▼▼▼
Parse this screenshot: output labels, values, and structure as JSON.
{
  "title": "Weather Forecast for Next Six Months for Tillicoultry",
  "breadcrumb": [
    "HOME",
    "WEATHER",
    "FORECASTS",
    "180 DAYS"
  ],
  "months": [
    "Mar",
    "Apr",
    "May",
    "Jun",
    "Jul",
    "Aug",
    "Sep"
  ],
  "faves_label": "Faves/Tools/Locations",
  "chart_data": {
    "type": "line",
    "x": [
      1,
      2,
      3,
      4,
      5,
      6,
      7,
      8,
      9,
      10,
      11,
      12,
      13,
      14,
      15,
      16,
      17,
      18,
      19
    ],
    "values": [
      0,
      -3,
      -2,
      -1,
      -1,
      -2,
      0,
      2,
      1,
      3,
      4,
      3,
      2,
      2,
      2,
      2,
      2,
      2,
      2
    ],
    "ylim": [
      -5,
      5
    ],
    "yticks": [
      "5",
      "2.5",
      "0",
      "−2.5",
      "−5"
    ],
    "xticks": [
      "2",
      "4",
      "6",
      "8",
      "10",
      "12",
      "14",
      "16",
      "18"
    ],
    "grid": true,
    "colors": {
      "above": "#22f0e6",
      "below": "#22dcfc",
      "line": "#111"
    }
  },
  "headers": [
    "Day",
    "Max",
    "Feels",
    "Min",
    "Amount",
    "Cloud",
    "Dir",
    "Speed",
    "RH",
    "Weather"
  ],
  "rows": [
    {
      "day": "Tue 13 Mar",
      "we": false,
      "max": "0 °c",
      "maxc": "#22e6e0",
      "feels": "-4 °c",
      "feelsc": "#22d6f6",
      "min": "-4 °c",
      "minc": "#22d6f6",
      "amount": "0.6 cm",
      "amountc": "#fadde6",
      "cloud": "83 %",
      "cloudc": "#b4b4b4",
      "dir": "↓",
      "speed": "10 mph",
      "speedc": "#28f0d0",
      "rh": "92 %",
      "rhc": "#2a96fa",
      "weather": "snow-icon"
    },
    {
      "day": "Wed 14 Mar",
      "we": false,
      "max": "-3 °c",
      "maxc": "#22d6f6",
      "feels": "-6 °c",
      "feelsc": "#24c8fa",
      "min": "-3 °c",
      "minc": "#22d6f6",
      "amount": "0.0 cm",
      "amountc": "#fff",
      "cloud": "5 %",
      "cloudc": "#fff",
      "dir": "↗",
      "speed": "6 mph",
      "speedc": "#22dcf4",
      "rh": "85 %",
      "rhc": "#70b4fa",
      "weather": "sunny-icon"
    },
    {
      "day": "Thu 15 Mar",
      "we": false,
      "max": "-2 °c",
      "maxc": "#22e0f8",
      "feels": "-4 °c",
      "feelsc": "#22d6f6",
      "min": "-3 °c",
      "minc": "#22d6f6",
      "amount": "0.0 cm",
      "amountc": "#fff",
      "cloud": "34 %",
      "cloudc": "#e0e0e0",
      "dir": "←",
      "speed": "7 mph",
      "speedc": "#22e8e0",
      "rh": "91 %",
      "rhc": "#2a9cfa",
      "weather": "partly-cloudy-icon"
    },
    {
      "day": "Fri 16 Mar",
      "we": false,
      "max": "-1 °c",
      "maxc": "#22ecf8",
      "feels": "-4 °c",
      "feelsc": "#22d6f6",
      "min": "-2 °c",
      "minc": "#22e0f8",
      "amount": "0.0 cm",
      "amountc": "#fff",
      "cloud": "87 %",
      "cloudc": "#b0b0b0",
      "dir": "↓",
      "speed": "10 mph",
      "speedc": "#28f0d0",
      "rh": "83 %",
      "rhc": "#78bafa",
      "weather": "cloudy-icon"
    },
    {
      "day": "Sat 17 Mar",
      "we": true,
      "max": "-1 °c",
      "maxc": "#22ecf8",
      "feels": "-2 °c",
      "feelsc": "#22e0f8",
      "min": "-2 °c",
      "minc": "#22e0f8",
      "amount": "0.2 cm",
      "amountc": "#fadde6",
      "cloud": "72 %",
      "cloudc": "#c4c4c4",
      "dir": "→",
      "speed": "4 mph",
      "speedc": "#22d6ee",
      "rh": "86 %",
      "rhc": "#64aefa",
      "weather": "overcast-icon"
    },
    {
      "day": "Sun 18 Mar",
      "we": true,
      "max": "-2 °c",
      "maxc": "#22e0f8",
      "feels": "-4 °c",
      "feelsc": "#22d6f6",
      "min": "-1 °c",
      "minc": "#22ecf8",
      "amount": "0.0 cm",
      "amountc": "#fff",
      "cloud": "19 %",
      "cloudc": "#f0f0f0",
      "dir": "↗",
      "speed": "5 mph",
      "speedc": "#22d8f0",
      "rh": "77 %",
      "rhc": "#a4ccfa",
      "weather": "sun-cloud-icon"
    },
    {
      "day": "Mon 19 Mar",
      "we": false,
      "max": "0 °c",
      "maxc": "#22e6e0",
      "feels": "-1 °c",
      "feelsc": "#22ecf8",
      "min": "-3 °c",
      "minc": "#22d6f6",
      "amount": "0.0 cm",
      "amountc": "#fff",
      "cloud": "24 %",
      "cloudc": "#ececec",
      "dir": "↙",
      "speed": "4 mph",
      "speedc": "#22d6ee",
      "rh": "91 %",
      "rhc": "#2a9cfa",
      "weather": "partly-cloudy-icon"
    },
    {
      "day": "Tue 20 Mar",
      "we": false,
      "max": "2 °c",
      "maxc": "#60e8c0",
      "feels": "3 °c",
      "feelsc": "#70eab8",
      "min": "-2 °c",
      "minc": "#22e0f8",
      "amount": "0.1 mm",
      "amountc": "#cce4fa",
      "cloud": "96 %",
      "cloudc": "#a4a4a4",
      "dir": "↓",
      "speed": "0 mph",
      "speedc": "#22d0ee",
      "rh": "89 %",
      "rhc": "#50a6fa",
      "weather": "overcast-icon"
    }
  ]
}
▲▲▲
## Aim
Of the lines in the records, determine how many contain the word "values", and report that number alone.

## Exercise response
2